» **Task to carry out**: Quote all entries exactly, leaving pictures aside.

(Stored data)
■ ■ ■ ■
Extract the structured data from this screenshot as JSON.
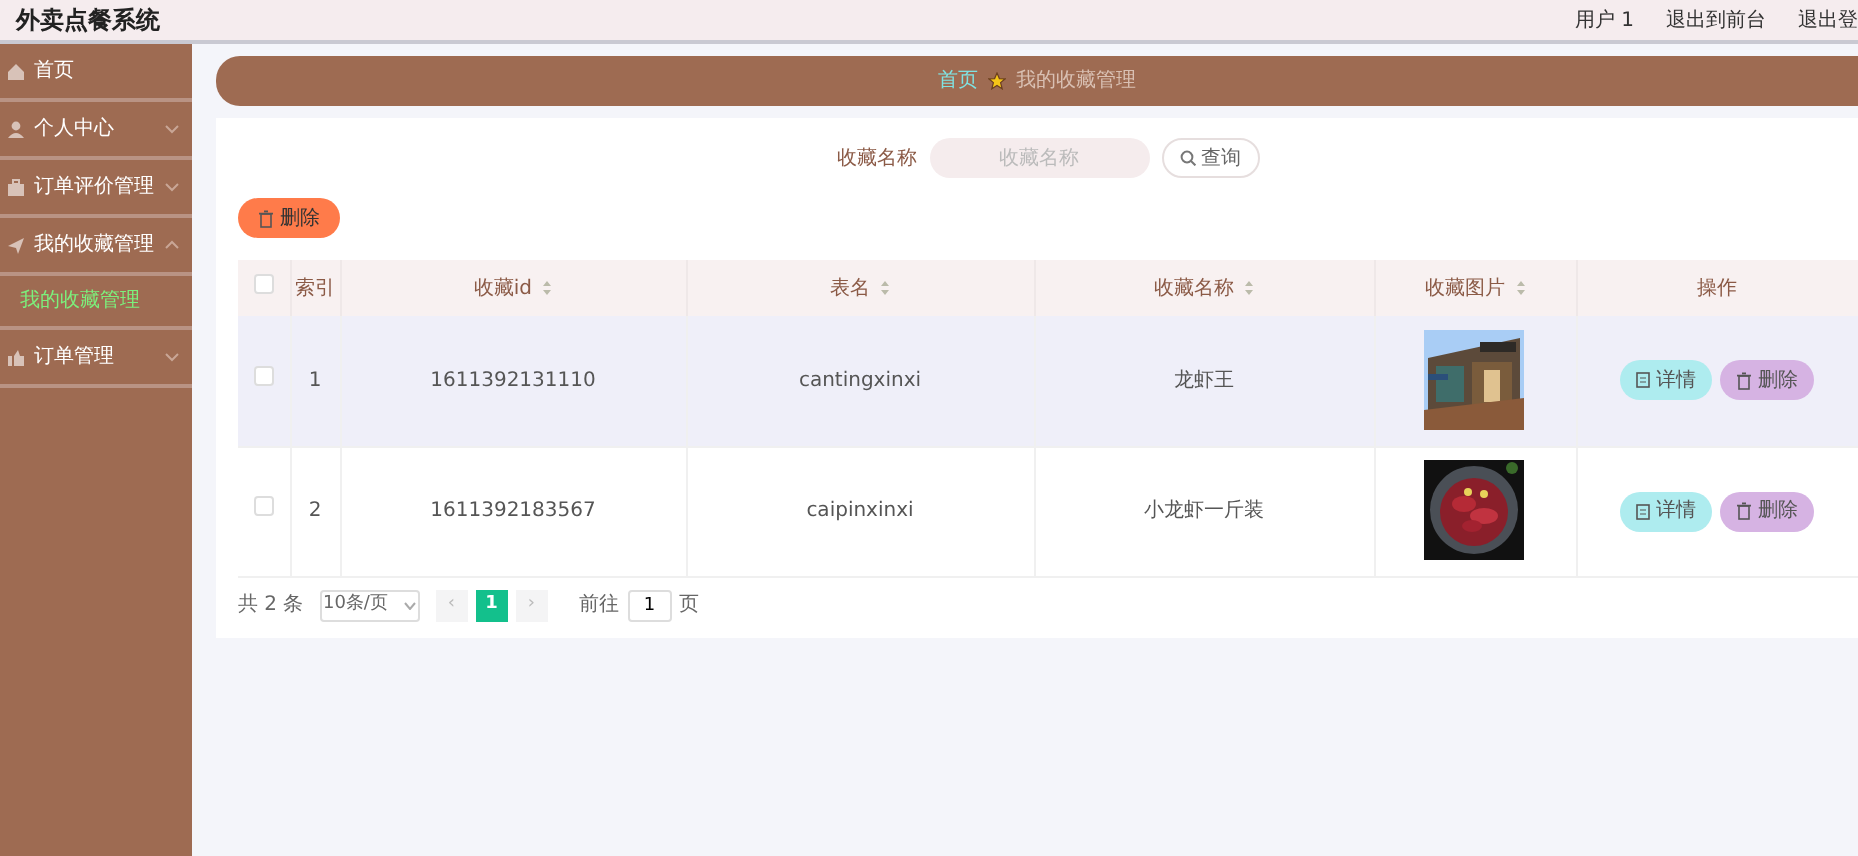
{
  "header": {
    "title": "外卖点餐系统",
    "links": [
      "用户 1",
      "退出到前台",
      "退出登"
    ]
  },
  "sidebar": {
    "items": [
      {
        "label": "首页"
      },
      {
        "label": "个人中心",
        "expandable": true,
        "expanded": false
      },
      {
        "label": "订单评价管理",
        "expandable": true,
        "expanded": false
      },
      {
        "label": "我的收藏管理",
        "expandable": true,
        "expanded": true,
        "children": [
          {
            "label": "我的收藏管理",
            "selected": true
          }
        ]
      },
      {
        "label": "订单管理",
        "expandable": true,
        "expanded": false
      }
    ]
  },
  "breadcrumb": [
    "首页",
    "我的收藏管理"
  ],
  "search": {
    "label": "收藏名称",
    "placeholder": "收藏名称",
    "button": "查询"
  },
  "delete_button": "删除",
  "table": {
    "header_checked": false,
    "columns": [
      {
        "label": "索引",
        "sortable": false
      },
      {
        "label": "收藏id",
        "sortable": true
      },
      {
        "label": "表名",
        "sortable": true
      },
      {
        "label": "收藏名称",
        "sortable": true
      },
      {
        "label": "收藏图片",
        "sortable": true
      },
      {
        "label": "操作",
        "sortable": false
      }
    ],
    "rows": [
      {
        "checked": false,
        "highlighted": true,
        "cells": [
          "1",
          "1611392131110",
          "cantingxinxi",
          "龙虾王"
        ],
        "actions": [
          "详情",
          "删除"
        ]
      },
      {
        "checked": false,
        "highlighted": false,
        "cells": [
          "2",
          "1611392183567",
          "caipinxinxi",
          "小龙虾一斤装"
        ],
        "actions": [
          "详情",
          "删除"
        ]
      }
    ]
  },
  "pagination": {
    "total": "共 2 条",
    "page_size": "10条/页",
    "prev": "‹",
    "next": "›",
    "pages": [
      {
        "label": "1",
        "selected": true
      }
    ],
    "goto_label": "前往",
    "goto_value": "1",
    "goto_suffix": "页"
  }
}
■ ■ ■ ■
» **Response**:
Extract the structured data from this screenshot as JSON.
{
  "header": {
    "title": "外卖点餐系统",
    "links": [
      "用户 1",
      "退出到前台",
      "退出登"
    ]
  },
  "sidebar": {
    "items": [
      {
        "label": "首页"
      },
      {
        "label": "个人中心",
        "expandable": true,
        "expanded": false
      },
      {
        "label": "订单评价管理",
        "expandable": true,
        "expanded": false
      },
      {
        "label": "我的收藏管理",
        "expandable": true,
        "expanded": true,
        "children": [
          {
            "label": "我的收藏管理",
            "selected": true
          }
        ]
      },
      {
        "label": "订单管理",
        "expandable": true,
        "expanded": false
      }
    ]
  },
  "breadcrumb": [
    "首页",
    "我的收藏管理"
  ],
  "search": {
    "label": "收藏名称",
    "placeholder": "收藏名称",
    "button": "查询"
  },
  "delete_button": "删除",
  "table": {
    "header_checked": false,
    "columns": [
      {
        "label": "索引",
        "sortable": false
      },
      {
        "label": "收藏id",
        "sortable": true
      },
      {
        "label": "表名",
        "sortable": true
      },
      {
        "label": "收藏名称",
        "sortable": true
      },
      {
        "label": "收藏图片",
        "sortable": true
      },
      {
        "label": "操作",
        "sortable": false
      }
    ],
    "rows": [
      {
        "checked": false,
        "highlighted": true,
        "cells": [
          "1",
          "1611392131110",
          "cantingxinxi",
          "龙虾王"
        ],
        "actions": [
          "详情",
          "删除"
        ]
      },
      {
        "checked": false,
        "highlighted": false,
        "cells": [
          "2",
          "1611392183567",
          "caipinxinxi",
          "小龙虾一斤装"
        ],
        "actions": [
          "详情",
          "删除"
        ]
      }
    ]
  },
  "pagination": {
    "total": "共 2 条",
    "page_size": "10条/页",
    "prev": "‹",
    "next": "›",
    "pages": [
      {
        "label": "1",
        "selected": true
      }
    ],
    "goto_label": "前往",
    "goto_value": "1",
    "goto_suffix": "页"
  }
}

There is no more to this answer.